WHAT THIS TASK INVOLVES =
Which lines include the word "iPhone"? Copy each of them.

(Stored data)
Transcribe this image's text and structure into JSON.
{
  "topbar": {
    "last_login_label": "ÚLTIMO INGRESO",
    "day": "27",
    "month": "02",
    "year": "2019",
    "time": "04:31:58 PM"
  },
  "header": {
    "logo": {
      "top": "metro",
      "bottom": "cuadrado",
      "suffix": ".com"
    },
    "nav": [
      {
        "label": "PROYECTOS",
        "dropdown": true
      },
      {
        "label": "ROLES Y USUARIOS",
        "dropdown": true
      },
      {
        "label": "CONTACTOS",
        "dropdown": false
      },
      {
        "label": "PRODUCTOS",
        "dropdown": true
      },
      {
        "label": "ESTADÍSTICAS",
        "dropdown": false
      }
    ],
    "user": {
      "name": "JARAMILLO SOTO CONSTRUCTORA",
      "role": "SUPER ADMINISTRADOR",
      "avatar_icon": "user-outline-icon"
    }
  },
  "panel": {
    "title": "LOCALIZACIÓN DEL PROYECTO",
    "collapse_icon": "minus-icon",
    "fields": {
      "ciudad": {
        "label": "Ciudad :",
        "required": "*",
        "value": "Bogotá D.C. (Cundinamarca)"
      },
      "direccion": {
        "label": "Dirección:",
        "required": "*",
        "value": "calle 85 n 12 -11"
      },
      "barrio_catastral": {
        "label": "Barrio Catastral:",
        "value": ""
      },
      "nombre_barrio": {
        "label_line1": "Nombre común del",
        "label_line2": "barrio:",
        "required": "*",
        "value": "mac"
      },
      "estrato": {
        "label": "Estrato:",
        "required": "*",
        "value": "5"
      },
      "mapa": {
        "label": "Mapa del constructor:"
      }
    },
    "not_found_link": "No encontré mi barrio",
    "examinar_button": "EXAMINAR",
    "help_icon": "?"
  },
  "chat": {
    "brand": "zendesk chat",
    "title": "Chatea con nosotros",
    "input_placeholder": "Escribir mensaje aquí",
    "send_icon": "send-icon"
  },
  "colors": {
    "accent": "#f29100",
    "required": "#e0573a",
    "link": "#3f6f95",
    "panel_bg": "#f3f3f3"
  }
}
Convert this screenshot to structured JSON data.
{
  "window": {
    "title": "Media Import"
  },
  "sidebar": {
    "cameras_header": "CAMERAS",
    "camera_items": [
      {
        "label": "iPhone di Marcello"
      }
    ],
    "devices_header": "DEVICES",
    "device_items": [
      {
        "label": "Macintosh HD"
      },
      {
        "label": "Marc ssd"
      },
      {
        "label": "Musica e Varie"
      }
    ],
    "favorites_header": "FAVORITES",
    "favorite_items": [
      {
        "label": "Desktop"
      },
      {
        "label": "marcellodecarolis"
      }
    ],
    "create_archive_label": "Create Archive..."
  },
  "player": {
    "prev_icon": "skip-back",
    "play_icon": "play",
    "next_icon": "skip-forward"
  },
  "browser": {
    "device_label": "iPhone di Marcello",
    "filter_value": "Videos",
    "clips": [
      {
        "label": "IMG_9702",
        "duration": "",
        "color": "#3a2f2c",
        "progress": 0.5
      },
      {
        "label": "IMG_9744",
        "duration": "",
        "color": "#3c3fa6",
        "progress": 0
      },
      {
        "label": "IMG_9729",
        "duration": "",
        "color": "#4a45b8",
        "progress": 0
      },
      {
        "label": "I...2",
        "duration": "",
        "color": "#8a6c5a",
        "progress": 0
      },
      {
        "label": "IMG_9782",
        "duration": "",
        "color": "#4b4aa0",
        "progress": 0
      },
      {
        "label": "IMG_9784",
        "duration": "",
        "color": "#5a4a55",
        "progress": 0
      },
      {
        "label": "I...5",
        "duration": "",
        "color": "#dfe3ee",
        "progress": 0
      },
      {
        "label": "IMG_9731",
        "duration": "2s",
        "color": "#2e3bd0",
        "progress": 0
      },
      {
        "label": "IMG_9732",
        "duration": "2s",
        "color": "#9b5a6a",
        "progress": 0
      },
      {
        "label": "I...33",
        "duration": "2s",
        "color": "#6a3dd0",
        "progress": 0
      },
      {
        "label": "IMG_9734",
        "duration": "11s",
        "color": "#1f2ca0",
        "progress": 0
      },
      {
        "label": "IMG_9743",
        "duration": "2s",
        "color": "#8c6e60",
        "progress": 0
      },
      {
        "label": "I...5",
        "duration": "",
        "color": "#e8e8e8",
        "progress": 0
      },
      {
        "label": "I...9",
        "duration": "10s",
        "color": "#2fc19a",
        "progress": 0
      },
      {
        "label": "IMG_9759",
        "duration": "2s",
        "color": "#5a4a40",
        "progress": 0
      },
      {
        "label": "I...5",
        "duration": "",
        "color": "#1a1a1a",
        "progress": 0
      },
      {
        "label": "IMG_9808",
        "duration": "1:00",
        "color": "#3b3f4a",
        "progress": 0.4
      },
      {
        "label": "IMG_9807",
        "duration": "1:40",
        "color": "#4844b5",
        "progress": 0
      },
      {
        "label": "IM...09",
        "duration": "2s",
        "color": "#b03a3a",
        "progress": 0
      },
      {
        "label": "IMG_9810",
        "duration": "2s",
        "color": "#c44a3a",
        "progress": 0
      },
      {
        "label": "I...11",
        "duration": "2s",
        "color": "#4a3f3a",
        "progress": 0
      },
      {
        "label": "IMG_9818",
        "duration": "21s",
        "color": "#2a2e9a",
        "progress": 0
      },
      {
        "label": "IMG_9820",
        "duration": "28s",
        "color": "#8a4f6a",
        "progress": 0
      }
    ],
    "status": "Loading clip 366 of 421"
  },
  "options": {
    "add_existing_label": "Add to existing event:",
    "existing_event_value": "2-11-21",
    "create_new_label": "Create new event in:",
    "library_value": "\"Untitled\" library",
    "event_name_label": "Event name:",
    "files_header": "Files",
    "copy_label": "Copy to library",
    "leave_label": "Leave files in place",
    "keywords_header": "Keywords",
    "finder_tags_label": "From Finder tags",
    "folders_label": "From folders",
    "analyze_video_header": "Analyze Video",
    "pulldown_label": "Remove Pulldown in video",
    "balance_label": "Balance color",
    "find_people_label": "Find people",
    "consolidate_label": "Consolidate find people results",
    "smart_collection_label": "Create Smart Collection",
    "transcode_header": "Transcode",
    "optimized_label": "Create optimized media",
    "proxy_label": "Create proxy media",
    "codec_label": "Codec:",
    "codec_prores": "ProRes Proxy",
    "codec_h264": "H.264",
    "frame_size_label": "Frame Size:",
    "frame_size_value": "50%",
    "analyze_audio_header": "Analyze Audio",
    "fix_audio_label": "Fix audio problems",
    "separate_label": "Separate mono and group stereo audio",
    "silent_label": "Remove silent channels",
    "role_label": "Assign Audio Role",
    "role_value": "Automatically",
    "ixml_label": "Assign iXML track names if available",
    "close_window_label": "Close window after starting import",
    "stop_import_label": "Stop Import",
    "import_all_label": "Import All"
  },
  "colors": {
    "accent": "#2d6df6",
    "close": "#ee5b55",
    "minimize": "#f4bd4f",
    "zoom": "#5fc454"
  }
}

TASK RESPONSE =
        "label": "iPhone di Marcello"
    "device_label": "iPhone di Marcello",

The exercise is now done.